Begin STORED DATA
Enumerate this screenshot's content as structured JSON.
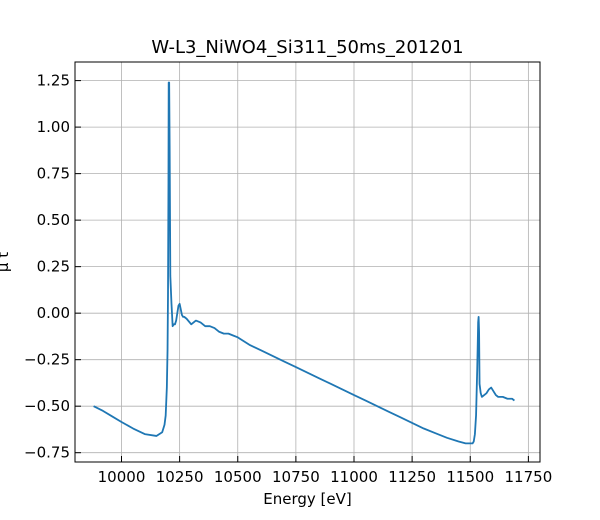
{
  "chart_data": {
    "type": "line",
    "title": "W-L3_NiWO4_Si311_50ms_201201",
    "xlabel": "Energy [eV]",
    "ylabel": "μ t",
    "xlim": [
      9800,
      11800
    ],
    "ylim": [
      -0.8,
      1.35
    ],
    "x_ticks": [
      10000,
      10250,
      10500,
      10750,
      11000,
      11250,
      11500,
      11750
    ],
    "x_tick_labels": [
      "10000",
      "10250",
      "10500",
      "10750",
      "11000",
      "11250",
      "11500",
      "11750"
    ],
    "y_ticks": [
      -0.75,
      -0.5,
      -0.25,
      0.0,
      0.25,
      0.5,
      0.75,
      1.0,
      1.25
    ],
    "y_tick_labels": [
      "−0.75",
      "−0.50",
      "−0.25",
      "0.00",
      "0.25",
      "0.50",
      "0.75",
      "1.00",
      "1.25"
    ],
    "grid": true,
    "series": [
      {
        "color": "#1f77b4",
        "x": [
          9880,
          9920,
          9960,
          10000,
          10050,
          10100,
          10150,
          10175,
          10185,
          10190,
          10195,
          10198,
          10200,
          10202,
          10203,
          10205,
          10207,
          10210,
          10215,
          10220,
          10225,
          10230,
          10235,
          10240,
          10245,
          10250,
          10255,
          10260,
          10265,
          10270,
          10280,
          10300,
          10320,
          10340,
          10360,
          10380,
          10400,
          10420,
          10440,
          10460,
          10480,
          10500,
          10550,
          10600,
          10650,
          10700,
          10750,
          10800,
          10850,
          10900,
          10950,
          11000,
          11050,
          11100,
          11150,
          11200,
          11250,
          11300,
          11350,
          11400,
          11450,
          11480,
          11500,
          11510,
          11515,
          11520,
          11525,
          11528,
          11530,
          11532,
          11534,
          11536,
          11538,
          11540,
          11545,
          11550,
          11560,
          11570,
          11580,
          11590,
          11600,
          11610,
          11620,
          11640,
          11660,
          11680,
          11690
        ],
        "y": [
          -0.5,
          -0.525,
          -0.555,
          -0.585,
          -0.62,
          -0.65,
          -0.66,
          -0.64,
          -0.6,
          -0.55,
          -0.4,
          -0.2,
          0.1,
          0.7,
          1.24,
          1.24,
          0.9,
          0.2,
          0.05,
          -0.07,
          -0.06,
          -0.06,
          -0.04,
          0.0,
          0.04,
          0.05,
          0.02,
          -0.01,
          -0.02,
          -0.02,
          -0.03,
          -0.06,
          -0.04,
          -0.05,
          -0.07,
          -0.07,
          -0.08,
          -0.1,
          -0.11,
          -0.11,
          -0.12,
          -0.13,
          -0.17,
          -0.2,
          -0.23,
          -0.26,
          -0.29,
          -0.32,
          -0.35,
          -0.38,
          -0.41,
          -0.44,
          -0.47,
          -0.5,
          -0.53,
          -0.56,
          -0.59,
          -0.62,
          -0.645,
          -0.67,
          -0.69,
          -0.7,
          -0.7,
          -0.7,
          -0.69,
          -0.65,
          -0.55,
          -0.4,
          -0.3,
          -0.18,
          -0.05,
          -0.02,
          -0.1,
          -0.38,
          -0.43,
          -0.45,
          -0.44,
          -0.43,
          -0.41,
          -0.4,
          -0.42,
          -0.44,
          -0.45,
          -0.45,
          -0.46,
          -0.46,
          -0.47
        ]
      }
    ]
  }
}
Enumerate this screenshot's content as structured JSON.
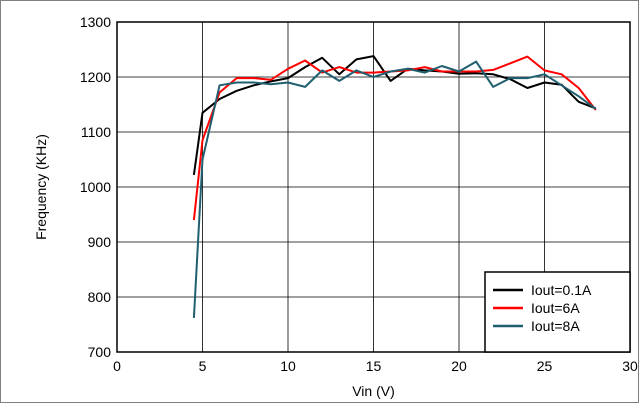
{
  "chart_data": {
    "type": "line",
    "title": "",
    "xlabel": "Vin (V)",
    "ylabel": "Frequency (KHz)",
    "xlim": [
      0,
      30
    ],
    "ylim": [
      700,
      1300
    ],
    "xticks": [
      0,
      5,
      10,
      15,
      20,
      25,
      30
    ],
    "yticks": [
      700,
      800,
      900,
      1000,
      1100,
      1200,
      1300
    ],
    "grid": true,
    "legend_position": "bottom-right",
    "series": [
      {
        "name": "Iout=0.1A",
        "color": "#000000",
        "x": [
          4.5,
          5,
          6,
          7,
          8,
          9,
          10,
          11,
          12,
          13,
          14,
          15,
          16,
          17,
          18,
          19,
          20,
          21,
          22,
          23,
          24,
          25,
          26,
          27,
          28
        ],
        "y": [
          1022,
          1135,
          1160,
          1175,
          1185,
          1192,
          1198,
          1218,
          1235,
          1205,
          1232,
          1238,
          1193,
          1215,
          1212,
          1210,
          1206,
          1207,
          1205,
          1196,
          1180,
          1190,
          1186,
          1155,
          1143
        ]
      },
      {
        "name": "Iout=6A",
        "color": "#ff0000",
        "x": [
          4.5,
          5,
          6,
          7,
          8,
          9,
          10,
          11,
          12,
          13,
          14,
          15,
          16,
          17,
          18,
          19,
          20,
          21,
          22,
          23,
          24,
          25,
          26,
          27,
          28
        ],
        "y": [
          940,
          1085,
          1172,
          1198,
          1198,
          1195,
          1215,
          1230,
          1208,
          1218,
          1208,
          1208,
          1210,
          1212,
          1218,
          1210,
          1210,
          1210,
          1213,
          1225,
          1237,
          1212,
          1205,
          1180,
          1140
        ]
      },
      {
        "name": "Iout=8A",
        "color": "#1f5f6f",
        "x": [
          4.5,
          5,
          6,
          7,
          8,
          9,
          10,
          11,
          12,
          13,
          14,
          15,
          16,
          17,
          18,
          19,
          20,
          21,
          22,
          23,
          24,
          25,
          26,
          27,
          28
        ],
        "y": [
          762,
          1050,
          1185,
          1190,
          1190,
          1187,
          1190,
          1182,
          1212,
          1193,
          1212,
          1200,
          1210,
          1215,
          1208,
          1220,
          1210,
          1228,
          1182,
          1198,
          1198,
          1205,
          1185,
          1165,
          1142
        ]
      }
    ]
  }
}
End STORED DATA
*GIVEN EXERCISE:*
Scan the data for the word "color" and copy every line where it shows up.

*ANSWER TO THE TASK:*
        "color": "#1f77b4",
        "color": "#000000",
        "color": "#ff0000",
        "color": "#1f5f6f",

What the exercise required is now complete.